Data supplied.

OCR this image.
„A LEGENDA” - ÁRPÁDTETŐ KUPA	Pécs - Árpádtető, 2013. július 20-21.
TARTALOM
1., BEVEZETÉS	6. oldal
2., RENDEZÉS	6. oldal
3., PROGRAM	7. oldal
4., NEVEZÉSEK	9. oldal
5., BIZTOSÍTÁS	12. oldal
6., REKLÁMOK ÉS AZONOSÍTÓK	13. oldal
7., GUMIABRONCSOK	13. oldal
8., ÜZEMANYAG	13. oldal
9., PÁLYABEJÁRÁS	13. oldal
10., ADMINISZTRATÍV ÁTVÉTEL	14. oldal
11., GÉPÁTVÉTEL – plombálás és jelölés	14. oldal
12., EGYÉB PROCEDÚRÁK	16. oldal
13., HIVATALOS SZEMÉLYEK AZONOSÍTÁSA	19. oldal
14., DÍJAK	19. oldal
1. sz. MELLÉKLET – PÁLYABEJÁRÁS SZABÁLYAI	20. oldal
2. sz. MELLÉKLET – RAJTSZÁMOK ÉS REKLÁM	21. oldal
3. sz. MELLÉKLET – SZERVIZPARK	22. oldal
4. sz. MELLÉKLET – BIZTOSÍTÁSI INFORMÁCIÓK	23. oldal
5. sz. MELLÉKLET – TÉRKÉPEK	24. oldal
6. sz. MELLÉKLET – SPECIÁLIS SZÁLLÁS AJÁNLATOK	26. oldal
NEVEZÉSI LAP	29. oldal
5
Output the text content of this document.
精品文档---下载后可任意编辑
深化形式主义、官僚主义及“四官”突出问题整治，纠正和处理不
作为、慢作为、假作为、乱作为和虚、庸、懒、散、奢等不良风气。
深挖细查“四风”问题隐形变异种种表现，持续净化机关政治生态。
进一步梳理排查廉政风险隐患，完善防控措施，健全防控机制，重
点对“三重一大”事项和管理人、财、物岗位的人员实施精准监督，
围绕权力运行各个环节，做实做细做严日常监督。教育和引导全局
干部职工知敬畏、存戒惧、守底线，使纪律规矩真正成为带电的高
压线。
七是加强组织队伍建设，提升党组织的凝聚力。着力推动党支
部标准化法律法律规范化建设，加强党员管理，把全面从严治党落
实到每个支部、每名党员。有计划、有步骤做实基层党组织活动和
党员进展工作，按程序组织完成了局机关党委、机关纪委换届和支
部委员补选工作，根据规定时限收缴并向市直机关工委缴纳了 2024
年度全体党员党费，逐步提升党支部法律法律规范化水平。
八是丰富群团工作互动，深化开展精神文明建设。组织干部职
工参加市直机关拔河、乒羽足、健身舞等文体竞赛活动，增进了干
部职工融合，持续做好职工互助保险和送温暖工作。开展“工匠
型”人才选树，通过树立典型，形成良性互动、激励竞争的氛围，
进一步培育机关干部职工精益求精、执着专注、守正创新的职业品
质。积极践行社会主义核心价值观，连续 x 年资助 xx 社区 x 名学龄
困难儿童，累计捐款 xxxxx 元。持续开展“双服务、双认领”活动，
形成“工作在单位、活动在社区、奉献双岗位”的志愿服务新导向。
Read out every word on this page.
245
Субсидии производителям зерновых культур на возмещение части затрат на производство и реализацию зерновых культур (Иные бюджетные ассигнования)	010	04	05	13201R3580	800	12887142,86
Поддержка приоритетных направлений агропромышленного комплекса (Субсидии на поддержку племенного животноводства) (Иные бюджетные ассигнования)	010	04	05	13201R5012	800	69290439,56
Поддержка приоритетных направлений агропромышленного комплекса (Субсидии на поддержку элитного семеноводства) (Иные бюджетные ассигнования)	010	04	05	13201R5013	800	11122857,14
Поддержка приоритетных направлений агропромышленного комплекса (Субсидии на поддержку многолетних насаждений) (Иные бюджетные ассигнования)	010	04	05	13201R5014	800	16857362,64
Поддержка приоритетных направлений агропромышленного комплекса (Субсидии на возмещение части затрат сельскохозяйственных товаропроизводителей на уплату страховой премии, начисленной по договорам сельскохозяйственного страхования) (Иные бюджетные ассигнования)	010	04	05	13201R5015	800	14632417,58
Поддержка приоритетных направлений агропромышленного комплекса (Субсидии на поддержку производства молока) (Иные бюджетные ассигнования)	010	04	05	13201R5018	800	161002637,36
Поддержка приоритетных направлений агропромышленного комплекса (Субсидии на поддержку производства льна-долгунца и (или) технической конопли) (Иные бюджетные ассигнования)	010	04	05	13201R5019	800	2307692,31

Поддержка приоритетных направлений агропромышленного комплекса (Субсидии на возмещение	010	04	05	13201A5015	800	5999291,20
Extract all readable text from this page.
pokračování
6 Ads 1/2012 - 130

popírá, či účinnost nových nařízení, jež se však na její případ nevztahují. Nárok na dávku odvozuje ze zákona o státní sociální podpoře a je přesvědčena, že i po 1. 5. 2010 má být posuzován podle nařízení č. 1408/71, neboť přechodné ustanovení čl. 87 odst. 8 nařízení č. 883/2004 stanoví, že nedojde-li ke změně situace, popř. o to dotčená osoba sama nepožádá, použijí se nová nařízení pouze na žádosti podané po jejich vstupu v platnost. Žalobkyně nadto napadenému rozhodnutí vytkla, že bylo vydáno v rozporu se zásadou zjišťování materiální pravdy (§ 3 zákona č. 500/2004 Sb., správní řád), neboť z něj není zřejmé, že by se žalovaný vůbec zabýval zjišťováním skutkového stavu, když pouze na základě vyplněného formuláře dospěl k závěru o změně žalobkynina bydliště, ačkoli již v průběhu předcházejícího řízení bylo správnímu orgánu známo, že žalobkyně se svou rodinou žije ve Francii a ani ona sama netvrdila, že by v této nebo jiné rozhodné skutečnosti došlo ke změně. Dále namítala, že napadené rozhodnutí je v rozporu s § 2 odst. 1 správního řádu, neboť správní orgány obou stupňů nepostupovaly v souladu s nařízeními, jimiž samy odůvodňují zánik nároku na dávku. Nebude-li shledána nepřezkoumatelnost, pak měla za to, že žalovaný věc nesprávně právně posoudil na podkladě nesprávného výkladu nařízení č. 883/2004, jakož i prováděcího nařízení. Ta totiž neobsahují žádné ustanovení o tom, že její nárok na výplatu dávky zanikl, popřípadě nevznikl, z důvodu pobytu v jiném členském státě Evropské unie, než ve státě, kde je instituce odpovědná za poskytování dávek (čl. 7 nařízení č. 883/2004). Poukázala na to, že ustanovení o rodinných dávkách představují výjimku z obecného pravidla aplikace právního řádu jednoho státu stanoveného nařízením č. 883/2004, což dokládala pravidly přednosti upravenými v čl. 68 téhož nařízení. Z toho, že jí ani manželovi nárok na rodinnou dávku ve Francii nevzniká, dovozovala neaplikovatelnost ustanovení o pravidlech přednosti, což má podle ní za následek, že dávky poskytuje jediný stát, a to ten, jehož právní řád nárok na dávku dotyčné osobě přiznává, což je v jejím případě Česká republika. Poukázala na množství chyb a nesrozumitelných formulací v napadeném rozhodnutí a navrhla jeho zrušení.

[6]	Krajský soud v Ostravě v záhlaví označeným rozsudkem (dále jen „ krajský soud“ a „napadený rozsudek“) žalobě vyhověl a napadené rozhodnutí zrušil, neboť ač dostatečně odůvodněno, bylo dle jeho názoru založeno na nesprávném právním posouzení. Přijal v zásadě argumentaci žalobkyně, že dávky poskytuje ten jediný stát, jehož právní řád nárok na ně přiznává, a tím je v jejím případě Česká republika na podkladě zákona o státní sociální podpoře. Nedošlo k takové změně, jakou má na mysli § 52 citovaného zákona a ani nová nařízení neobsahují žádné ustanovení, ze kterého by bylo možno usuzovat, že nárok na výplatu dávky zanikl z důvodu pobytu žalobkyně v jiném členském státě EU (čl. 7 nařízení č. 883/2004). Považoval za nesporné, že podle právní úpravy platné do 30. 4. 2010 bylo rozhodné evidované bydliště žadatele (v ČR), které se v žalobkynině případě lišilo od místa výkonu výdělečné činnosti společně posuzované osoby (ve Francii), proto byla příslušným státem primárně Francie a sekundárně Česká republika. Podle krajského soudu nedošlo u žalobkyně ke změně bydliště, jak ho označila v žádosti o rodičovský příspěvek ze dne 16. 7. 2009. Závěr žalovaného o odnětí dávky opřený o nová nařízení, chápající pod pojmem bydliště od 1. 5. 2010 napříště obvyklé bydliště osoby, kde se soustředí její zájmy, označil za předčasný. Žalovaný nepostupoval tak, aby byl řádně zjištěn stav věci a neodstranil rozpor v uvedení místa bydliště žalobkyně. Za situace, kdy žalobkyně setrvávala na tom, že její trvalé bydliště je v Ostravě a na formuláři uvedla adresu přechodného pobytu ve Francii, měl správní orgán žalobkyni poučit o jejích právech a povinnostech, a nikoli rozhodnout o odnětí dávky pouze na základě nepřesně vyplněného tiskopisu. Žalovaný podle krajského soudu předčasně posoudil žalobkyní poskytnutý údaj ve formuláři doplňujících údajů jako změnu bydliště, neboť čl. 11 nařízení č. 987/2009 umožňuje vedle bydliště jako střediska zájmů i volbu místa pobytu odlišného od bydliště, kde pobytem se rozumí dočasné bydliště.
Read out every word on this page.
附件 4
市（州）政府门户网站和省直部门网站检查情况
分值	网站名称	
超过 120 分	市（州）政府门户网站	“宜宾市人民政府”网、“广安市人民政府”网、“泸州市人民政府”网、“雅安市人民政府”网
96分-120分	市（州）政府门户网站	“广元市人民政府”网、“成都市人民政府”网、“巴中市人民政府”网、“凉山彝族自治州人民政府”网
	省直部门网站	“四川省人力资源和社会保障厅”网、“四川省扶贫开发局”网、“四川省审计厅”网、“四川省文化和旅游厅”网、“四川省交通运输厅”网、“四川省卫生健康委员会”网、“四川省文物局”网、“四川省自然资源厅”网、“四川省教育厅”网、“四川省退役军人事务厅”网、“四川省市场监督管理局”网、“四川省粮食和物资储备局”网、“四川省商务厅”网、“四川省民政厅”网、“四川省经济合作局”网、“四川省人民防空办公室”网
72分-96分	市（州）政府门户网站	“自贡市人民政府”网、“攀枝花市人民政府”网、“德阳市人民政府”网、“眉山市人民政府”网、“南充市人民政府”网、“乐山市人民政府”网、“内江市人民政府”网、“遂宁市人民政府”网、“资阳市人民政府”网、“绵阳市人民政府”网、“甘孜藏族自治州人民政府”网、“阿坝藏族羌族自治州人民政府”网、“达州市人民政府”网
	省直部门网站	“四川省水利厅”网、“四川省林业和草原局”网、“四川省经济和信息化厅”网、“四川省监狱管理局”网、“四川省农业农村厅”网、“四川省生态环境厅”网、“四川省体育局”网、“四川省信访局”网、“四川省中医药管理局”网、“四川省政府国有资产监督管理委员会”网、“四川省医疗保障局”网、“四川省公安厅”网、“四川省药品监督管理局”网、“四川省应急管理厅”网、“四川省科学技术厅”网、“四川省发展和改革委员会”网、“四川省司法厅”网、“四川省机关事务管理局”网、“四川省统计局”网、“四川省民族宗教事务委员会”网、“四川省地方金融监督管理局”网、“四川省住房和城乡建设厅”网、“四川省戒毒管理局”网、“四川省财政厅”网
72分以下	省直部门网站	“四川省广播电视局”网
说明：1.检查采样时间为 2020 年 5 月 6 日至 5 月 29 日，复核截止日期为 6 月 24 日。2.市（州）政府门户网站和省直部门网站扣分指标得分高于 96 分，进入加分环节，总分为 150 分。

What you have to do.
A line counts if it holds the word "части". How many lines of the entries count? Give the number only.

Exercise result.
2